Retype all material exactly. Pictures stay out of the copy.
━━━━━━━━━━━━━━━━━━━━
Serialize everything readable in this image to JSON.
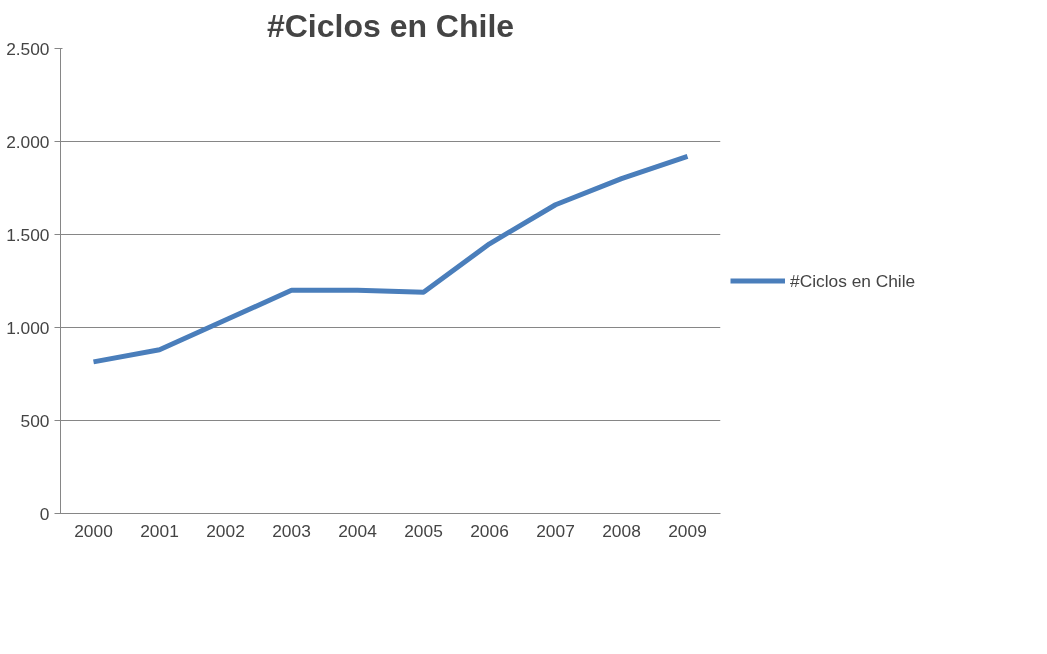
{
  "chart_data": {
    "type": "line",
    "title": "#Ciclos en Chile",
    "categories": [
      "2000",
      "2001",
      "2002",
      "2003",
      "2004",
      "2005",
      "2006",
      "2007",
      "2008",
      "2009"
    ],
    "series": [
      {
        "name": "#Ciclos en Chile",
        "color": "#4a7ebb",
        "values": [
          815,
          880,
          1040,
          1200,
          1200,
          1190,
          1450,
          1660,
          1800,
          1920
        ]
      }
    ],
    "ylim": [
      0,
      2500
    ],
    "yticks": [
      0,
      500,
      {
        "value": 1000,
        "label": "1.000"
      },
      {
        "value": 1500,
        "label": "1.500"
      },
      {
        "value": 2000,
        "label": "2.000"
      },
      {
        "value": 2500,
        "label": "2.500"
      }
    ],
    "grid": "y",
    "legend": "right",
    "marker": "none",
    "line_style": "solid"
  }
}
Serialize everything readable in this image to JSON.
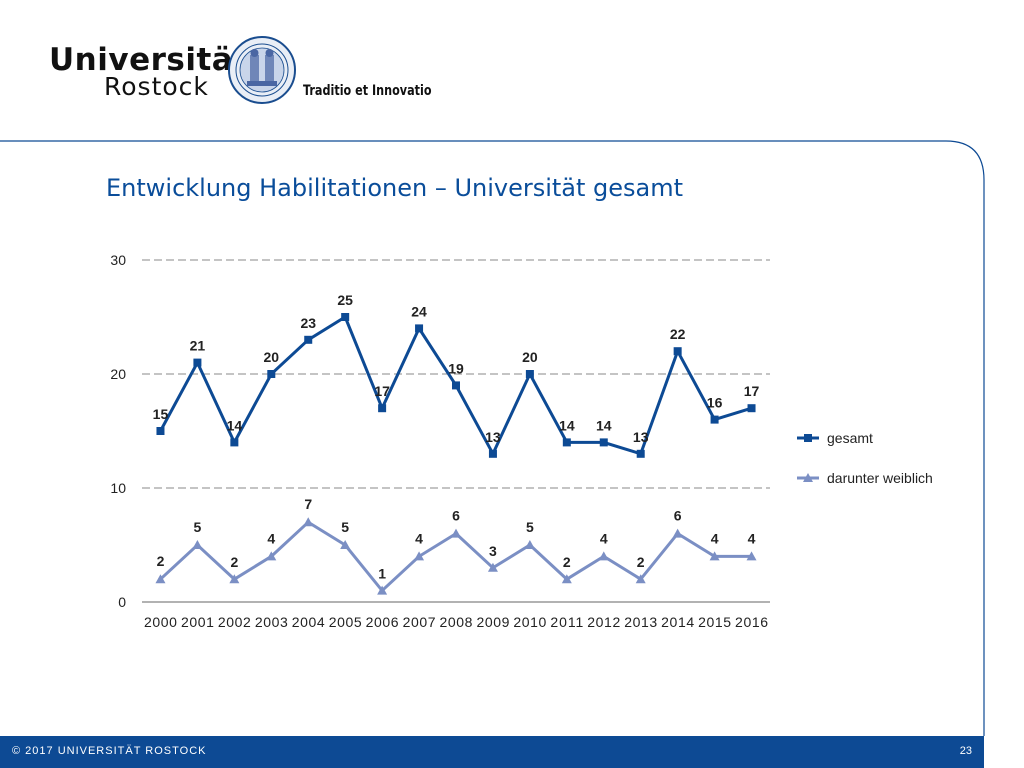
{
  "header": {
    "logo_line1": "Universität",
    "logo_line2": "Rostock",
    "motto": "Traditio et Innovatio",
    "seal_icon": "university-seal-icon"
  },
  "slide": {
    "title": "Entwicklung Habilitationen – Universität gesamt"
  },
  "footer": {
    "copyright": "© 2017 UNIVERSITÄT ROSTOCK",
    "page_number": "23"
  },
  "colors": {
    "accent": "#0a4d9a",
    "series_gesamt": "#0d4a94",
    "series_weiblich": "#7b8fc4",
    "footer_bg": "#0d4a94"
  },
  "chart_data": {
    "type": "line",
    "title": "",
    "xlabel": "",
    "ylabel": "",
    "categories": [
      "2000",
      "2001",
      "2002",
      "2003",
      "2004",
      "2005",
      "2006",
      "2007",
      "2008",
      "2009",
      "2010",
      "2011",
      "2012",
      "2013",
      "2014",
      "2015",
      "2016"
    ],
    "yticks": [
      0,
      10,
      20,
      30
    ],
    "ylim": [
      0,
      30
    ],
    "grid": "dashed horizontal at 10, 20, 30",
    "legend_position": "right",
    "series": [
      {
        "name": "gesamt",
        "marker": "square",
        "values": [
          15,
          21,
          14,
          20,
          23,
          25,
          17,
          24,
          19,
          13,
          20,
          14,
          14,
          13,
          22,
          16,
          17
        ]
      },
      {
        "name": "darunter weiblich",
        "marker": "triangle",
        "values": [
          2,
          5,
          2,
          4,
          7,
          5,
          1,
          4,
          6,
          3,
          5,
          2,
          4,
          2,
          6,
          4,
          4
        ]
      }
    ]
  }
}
━━━━━━━━━━━━━━━━━━━━
### Exercise answer
Serialize everything readable in this image to JSON.
{
  "chart_data": {
    "type": "line",
    "title": "#Ciclos en Chile",
    "categories": [
      "2000",
      "2001",
      "2002",
      "2003",
      "2004",
      "2005",
      "2006",
      "2007",
      "2008",
      "2009"
    ],
    "series": [
      {
        "name": "#Ciclos en Chile",
        "color": "#4a7ebb",
        "values": [
          815,
          880,
          1040,
          1200,
          1200,
          1190,
          1450,
          1660,
          1800,
          1920
        ]
      }
    ],
    "ylim": [
      0,
      2500
    ],
    "yticks": [
      0,
      500,
      {
        "value": 1000,
        "label": "1.000"
      },
      {
        "value": 1500,
        "label": "1.500"
      },
      {
        "value": 2000,
        "label": "2.000"
      },
      {
        "value": 2500,
        "label": "2.500"
      }
    ],
    "grid": "y",
    "legend": "right",
    "marker": "none",
    "line_style": "solid"
  }
}
Serialize everything readable in this image to JSON.
{
  "header": {
    "logo_line1": "Universität",
    "logo_line2": "Rostock",
    "motto": "Traditio et Innovatio",
    "seal_icon": "university-seal-icon"
  },
  "slide": {
    "title": "Entwicklung Habilitationen – Universität gesamt"
  },
  "footer": {
    "copyright": "© 2017 UNIVERSITÄT ROSTOCK",
    "page_number": "23"
  },
  "colors": {
    "accent": "#0a4d9a",
    "series_gesamt": "#0d4a94",
    "series_weiblich": "#7b8fc4",
    "footer_bg": "#0d4a94"
  },
  "chart_data": {
    "type": "line",
    "title": "",
    "xlabel": "",
    "ylabel": "",
    "categories": [
      "2000",
      "2001",
      "2002",
      "2003",
      "2004",
      "2005",
      "2006",
      "2007",
      "2008",
      "2009",
      "2010",
      "2011",
      "2012",
      "2013",
      "2014",
      "2015",
      "2016"
    ],
    "yticks": [
      0,
      10,
      20,
      30
    ],
    "ylim": [
      0,
      30
    ],
    "grid": "dashed horizontal at 10, 20, 30",
    "legend_position": "right",
    "series": [
      {
        "name": "gesamt",
        "marker": "square",
        "values": [
          15,
          21,
          14,
          20,
          23,
          25,
          17,
          24,
          19,
          13,
          20,
          14,
          14,
          13,
          22,
          16,
          17
        ]
      },
      {
        "name": "darunter weiblich",
        "marker": "triangle",
        "values": [
          2,
          5,
          2,
          4,
          7,
          5,
          1,
          4,
          6,
          3,
          5,
          2,
          4,
          2,
          6,
          4,
          4
        ]
      }
    ]
  }
}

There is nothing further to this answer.